(Goal of the exercise)
Check every line below for the word "title" and copy the ones that have it.

(Supplied material)
================================

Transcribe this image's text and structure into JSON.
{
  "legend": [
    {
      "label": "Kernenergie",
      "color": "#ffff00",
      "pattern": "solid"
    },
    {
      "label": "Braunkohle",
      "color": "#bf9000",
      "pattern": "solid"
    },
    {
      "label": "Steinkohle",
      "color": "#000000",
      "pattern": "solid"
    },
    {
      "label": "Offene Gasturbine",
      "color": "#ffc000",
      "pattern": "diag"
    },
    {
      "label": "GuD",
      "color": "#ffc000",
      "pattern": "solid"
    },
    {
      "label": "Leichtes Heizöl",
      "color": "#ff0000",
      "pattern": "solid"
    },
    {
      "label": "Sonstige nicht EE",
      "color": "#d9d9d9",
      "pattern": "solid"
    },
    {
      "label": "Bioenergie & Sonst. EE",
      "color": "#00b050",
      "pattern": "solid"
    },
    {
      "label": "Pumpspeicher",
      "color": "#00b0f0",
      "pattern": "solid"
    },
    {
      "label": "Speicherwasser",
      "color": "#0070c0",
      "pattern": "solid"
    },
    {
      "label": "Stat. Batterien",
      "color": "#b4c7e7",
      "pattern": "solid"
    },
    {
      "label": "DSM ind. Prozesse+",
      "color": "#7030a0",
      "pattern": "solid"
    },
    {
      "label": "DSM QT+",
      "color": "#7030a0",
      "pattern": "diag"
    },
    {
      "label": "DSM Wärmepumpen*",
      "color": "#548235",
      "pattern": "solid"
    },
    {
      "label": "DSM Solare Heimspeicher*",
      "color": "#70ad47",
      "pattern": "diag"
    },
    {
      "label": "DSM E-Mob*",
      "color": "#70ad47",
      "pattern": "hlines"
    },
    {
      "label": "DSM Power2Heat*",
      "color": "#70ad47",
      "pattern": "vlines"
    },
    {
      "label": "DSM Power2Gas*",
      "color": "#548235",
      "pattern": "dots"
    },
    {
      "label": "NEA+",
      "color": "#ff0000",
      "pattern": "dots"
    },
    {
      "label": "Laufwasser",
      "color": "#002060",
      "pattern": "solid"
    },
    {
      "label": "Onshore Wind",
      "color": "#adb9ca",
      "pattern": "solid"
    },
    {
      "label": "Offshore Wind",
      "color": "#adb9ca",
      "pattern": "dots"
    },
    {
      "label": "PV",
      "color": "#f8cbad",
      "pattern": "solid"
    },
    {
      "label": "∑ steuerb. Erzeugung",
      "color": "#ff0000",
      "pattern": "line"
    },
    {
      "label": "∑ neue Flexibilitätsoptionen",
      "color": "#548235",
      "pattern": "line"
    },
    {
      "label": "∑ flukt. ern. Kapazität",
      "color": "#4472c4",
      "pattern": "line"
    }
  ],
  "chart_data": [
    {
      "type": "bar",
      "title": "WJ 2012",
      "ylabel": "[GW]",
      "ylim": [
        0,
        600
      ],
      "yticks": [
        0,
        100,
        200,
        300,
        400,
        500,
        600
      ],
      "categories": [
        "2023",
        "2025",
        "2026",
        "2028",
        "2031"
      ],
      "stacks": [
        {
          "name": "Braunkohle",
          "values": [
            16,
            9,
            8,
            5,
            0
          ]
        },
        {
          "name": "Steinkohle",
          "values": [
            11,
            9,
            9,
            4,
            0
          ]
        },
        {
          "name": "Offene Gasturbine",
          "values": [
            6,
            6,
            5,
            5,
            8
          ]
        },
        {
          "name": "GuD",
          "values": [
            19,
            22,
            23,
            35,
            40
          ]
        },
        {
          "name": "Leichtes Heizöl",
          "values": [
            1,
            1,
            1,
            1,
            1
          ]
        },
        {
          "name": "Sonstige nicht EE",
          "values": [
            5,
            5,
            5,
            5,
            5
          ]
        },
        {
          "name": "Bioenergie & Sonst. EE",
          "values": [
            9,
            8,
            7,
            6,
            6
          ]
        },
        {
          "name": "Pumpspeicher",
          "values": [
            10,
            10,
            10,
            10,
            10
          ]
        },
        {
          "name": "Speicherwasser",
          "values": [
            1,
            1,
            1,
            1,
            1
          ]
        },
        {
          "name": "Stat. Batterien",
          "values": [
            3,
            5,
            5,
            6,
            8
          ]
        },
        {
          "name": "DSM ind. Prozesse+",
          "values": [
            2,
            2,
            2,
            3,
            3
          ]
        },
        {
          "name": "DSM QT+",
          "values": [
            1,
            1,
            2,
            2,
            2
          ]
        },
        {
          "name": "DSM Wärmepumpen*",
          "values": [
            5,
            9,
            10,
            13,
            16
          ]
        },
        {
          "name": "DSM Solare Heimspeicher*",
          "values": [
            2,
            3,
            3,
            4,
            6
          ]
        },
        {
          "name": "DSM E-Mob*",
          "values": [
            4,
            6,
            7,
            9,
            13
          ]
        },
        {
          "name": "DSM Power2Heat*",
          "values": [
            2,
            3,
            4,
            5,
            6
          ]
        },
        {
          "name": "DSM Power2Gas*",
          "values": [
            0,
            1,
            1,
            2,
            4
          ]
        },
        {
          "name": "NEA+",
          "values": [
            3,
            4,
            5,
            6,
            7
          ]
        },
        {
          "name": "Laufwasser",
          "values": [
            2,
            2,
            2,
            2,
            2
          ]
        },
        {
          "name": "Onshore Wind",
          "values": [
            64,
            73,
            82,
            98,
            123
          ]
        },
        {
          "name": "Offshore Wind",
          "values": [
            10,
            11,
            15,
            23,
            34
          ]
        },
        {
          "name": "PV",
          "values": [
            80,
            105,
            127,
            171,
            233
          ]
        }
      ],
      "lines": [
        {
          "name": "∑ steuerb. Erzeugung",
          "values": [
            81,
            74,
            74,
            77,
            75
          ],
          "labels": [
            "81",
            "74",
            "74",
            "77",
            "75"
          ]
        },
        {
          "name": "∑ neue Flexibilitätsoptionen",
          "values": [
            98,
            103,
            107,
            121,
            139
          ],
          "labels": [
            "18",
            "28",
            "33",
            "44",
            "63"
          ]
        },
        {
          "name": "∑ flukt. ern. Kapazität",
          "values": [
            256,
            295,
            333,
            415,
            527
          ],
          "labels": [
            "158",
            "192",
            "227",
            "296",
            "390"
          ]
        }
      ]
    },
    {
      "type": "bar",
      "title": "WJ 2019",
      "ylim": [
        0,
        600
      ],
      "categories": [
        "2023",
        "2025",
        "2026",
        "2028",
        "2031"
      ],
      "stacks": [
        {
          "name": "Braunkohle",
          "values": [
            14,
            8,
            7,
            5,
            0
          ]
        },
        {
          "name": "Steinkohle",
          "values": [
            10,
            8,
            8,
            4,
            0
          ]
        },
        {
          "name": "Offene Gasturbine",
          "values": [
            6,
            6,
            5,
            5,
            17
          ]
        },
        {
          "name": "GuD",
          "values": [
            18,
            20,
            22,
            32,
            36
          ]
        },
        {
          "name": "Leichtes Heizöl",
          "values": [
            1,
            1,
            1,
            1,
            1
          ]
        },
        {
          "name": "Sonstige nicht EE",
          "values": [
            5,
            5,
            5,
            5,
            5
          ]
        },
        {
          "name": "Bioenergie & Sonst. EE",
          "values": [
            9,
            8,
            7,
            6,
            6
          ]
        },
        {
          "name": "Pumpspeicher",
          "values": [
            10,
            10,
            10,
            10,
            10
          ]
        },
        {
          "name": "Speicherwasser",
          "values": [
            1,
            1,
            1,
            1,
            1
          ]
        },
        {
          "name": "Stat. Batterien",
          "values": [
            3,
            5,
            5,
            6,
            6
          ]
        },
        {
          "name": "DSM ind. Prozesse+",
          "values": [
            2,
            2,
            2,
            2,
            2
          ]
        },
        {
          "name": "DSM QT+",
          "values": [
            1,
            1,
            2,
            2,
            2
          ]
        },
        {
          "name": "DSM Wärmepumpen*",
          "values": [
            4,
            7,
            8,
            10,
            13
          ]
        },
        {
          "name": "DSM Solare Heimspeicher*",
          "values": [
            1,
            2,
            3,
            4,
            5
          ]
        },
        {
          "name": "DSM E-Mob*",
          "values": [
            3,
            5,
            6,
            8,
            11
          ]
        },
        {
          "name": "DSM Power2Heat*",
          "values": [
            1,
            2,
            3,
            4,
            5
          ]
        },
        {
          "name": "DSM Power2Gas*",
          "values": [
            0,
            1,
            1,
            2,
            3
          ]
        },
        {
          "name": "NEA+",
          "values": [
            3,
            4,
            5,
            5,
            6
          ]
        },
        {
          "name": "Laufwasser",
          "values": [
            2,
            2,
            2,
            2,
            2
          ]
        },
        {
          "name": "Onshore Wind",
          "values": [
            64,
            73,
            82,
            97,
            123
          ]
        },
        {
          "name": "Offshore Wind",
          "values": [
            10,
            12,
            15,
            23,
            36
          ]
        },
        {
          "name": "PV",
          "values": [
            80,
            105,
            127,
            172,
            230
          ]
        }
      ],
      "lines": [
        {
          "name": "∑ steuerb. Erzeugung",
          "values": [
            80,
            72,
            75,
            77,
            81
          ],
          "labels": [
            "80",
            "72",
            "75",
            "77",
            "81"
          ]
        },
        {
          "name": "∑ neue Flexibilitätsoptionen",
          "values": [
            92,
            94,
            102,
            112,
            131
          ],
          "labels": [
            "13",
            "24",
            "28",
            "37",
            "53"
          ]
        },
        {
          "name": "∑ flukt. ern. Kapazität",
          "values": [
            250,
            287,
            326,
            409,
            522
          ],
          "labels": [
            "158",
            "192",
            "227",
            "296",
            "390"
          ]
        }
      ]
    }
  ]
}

================================

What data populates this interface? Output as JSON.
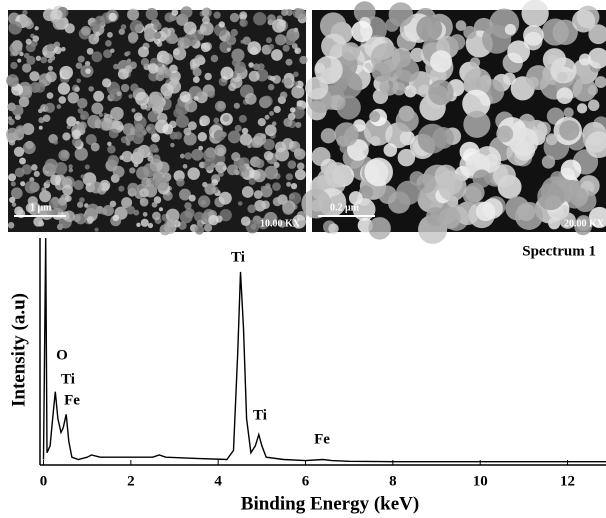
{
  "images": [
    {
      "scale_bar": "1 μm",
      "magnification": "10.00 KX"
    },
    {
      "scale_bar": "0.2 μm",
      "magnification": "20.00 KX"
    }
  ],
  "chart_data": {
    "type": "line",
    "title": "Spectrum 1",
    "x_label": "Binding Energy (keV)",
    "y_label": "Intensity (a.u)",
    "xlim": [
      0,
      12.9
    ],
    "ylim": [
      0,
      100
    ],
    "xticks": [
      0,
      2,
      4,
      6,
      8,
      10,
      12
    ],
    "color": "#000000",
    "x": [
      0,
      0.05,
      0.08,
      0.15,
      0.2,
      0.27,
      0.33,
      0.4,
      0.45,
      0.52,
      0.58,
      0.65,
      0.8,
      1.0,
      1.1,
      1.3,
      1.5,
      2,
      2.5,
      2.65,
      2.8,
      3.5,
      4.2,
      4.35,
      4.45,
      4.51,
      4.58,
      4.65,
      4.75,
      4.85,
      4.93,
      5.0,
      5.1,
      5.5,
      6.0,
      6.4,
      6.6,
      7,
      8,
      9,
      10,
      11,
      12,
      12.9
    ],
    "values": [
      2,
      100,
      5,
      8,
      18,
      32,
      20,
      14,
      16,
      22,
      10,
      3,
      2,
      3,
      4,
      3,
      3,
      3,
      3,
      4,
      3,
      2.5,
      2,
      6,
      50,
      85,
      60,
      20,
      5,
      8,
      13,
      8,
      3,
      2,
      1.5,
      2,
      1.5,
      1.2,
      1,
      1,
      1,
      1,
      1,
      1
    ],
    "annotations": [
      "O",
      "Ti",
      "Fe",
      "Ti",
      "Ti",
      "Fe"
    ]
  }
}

================================

(Output for this exercise)
      "title": "WJ 2012",
      "title": "WJ 2019",
    "title": "Spectrum 1",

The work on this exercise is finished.